> [Exercise objective]
From the listing below, copy every line with the word "para".

(begin)

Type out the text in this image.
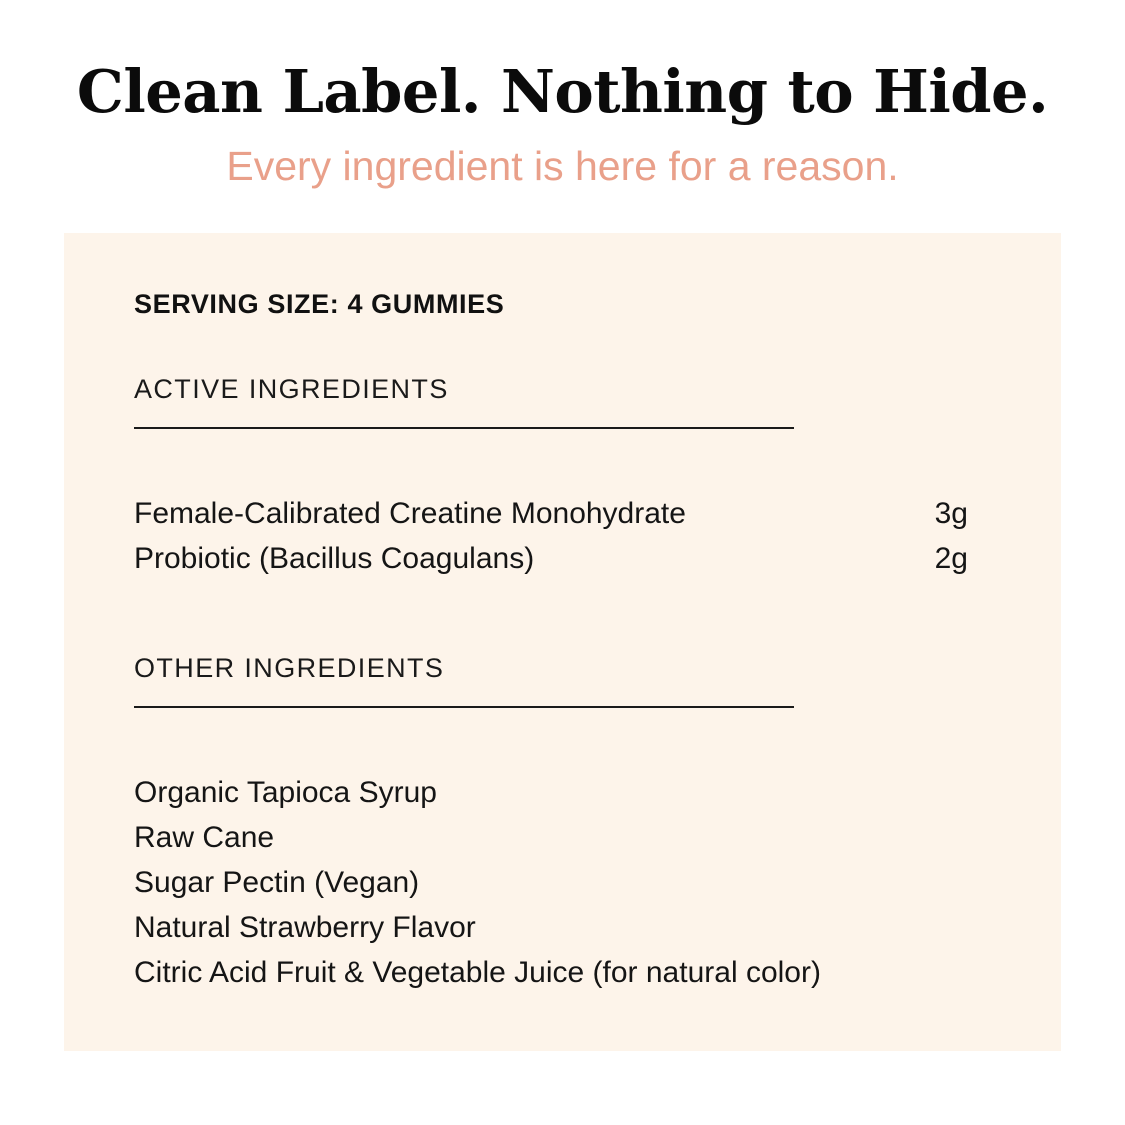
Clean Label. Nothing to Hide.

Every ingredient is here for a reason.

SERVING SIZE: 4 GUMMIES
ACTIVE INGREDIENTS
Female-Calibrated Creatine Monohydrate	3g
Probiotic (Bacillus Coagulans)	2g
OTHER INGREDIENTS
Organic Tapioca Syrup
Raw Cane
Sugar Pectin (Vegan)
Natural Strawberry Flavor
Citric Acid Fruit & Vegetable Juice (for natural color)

(end)
(begin)

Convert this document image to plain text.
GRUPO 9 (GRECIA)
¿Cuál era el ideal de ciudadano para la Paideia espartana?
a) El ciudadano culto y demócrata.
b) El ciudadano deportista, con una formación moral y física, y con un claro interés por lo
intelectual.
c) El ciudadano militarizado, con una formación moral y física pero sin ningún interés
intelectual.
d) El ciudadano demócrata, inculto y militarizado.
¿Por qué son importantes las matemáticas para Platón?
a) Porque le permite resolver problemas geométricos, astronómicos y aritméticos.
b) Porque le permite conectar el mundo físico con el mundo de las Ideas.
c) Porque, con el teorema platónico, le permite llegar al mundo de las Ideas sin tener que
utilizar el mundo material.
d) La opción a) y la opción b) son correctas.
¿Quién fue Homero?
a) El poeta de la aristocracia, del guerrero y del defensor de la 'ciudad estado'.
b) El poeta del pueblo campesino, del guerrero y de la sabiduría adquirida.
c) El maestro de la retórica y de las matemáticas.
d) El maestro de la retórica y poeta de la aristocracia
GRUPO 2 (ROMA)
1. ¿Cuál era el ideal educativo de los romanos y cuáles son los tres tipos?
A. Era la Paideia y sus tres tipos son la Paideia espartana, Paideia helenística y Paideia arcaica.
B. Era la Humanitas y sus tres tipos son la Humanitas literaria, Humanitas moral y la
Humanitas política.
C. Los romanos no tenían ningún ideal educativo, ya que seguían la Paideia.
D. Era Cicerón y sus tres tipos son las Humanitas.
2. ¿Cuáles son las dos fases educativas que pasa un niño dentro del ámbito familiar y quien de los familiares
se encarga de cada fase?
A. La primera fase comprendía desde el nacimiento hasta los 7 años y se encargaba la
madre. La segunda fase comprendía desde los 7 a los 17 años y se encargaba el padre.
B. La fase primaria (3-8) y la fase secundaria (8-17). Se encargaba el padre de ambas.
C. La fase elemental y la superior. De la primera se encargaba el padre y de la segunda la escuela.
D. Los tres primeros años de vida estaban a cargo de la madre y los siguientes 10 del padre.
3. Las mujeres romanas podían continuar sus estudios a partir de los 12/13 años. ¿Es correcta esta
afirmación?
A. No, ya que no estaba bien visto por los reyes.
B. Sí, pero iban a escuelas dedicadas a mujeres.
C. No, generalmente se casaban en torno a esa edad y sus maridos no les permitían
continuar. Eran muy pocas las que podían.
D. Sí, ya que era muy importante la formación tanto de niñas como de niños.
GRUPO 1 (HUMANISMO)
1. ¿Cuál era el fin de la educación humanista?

(end)
(begin)

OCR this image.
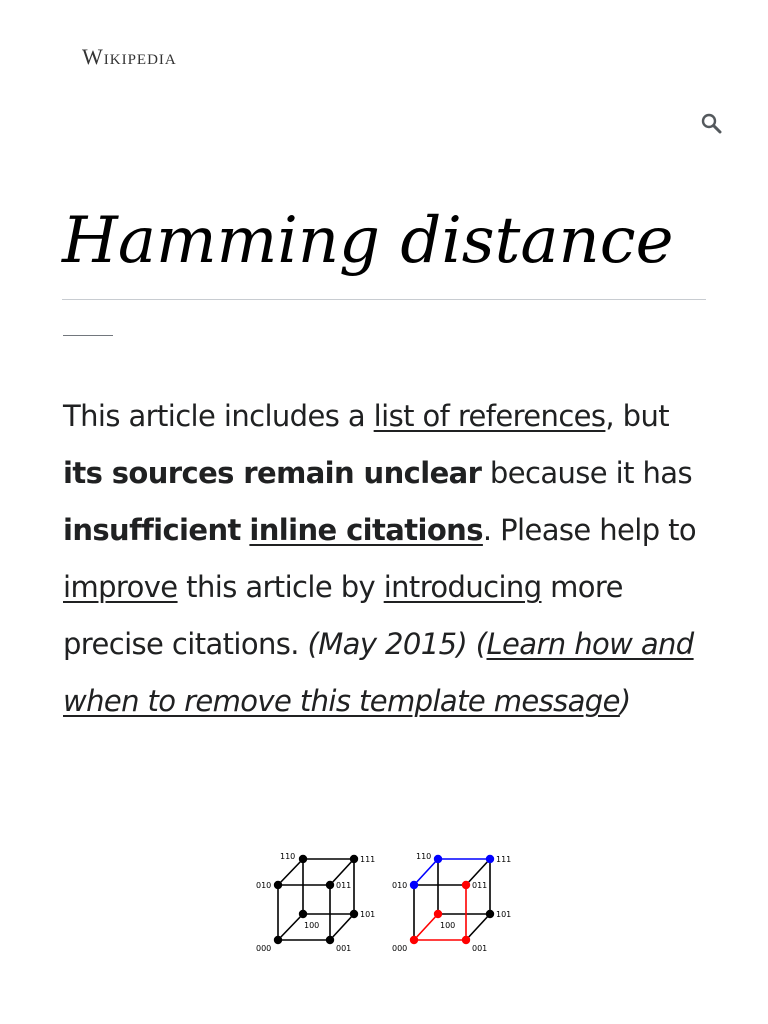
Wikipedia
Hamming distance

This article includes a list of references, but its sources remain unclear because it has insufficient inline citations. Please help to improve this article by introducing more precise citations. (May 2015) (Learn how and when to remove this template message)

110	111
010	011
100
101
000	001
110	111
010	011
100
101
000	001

(end)

> [Result for this exercise]
¿Cuál era el ideal de ciudadano para la Paideia espartana?
¿Por qué son importantes las matemáticas para Platón?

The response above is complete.